* [Your objective] Extract and list every line that contains the word "content".

-- start of Records for this task --

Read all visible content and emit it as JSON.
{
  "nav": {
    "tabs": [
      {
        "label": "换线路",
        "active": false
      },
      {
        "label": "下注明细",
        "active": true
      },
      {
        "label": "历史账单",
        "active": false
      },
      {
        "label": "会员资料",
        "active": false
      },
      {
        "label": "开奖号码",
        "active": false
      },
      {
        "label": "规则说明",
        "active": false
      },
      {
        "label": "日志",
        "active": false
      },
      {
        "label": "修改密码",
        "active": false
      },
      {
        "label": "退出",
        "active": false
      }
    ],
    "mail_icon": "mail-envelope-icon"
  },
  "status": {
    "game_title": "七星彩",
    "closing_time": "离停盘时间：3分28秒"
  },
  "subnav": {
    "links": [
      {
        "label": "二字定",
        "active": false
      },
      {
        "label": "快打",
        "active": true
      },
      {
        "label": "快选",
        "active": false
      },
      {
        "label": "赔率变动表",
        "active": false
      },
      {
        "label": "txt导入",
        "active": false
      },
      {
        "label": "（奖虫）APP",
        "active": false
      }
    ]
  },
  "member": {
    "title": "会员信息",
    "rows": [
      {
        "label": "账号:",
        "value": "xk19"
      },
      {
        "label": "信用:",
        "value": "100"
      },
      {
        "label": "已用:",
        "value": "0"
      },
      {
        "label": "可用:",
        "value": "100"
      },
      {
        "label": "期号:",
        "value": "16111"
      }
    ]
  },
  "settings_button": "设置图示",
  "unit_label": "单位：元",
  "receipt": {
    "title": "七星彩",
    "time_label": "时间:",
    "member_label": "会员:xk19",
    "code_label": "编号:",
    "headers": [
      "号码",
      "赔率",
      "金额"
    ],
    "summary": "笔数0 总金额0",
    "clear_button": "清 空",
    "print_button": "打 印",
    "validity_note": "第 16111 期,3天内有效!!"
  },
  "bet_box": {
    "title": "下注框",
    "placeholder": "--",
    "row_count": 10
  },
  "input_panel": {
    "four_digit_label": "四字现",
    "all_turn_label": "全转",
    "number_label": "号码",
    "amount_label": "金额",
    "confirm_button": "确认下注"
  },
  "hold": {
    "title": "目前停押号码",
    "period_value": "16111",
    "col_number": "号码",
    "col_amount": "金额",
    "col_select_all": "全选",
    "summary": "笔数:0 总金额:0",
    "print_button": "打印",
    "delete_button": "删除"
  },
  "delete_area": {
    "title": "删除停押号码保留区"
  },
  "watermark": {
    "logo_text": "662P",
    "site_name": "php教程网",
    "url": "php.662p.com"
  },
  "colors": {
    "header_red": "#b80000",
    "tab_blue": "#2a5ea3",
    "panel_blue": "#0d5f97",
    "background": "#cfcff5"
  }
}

-- end of Records for this task --
-- start of Records for this task --

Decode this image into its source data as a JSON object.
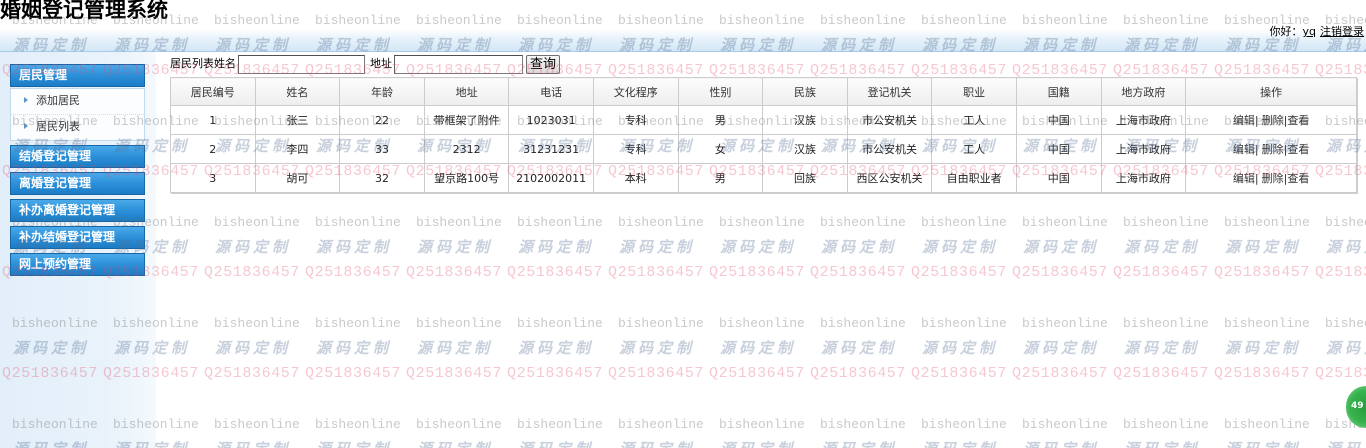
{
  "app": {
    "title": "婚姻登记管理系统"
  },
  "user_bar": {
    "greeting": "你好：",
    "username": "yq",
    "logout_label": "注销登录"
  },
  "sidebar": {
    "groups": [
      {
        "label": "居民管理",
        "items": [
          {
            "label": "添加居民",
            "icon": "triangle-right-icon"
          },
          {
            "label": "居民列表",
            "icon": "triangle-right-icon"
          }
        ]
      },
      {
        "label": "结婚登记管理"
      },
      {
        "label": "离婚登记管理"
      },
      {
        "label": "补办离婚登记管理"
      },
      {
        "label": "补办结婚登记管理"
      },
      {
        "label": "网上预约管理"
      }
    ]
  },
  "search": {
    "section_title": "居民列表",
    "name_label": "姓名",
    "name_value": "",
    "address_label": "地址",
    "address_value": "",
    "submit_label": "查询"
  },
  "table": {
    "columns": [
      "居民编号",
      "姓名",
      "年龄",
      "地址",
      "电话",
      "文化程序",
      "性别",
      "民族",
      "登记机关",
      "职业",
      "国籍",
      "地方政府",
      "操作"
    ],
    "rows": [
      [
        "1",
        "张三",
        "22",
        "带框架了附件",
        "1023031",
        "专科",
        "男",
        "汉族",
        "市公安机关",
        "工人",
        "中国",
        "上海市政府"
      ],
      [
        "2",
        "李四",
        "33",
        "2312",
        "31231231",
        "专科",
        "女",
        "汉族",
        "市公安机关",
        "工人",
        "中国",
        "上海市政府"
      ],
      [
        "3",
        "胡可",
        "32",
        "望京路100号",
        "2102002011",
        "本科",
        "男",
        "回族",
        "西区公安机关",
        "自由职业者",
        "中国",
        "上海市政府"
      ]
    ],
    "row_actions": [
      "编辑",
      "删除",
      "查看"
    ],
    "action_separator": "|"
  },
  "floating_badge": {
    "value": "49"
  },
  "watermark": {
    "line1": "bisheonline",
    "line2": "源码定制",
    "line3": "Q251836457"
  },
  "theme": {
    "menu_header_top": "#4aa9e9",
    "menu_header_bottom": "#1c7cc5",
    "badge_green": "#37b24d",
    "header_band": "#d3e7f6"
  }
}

-- end of Records for this task --
-- start of Records for this task --

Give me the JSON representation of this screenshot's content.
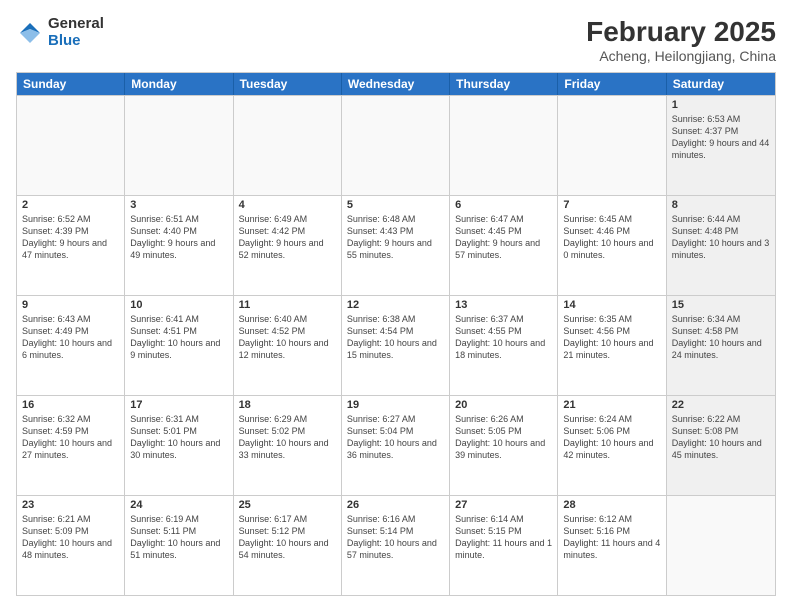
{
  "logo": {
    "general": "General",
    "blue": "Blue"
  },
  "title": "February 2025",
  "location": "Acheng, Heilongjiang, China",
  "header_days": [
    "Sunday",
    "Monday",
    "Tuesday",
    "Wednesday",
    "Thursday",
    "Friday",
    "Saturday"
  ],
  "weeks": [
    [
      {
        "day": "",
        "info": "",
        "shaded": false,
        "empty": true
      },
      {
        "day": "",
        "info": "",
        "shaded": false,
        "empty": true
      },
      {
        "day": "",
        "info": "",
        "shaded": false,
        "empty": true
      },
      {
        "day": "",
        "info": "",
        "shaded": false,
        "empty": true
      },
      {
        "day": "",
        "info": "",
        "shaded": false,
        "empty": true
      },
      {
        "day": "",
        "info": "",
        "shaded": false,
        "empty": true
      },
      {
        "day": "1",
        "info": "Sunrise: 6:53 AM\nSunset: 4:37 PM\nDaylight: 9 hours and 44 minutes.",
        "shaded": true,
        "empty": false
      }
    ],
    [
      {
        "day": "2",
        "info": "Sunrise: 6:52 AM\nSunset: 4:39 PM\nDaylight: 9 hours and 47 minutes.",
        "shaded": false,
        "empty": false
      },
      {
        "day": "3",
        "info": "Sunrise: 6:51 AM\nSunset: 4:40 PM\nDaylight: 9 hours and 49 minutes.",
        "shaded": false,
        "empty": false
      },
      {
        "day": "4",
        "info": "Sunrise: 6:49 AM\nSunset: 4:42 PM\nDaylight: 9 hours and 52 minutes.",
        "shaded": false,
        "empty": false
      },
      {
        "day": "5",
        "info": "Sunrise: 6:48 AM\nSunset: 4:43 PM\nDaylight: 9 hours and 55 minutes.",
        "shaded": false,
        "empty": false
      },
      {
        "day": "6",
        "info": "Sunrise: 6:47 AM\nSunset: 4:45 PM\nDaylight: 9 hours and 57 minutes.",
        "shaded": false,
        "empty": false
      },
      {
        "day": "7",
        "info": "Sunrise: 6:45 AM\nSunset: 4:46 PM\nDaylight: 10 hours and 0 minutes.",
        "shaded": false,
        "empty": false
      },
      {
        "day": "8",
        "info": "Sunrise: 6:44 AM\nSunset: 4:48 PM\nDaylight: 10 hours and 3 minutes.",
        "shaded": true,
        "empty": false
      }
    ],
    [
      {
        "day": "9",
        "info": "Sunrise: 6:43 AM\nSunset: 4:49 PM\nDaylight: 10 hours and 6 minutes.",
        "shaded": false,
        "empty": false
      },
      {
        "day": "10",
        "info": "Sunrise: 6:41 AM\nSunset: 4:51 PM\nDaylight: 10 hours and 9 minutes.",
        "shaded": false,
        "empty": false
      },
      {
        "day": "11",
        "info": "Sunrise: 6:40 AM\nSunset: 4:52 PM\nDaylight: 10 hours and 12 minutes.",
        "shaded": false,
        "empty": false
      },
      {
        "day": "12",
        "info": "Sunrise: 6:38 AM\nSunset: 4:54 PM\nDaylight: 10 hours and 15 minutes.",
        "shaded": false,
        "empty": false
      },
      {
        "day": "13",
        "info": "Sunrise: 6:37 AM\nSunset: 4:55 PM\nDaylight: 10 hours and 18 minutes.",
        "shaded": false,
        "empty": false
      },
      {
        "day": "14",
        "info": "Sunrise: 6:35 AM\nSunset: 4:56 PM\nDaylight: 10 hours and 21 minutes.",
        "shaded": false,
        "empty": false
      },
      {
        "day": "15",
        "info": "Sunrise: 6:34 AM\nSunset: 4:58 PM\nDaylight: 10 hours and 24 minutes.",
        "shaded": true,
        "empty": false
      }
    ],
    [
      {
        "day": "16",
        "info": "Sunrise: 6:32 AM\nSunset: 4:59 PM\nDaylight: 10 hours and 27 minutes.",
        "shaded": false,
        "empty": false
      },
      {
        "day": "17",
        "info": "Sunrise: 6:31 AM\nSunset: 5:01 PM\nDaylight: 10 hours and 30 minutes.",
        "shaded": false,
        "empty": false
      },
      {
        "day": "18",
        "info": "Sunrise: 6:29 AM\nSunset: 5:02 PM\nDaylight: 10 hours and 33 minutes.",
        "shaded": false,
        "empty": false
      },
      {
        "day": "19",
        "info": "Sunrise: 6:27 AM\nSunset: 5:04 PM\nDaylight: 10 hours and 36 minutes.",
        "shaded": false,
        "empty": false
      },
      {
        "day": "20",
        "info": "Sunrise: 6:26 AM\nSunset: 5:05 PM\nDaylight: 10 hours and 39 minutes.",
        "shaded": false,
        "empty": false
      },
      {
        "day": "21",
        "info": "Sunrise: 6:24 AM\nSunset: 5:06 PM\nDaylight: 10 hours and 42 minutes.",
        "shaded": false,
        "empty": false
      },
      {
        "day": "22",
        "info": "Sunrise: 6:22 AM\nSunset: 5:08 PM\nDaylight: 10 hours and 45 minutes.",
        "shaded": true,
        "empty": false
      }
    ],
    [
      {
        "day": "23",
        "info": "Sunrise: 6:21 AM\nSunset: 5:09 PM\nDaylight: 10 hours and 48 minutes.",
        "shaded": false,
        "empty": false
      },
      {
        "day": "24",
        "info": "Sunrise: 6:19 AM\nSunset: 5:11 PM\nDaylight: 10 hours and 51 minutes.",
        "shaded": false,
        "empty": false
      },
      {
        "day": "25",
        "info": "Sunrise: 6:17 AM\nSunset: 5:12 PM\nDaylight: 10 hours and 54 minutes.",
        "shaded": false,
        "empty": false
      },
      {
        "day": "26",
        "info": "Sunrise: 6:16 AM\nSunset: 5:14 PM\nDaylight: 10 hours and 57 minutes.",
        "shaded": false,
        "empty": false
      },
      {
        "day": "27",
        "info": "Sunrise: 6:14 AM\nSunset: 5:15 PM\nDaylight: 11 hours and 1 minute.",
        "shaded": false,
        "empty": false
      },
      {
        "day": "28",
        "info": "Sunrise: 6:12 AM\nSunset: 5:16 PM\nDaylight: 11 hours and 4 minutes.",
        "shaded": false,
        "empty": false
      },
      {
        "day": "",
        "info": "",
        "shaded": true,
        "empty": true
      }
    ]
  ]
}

-- end of Records for this task --

* [The result]
Read all visible content and emit it as JSON.
Give me the JSON representation of this screenshot's content.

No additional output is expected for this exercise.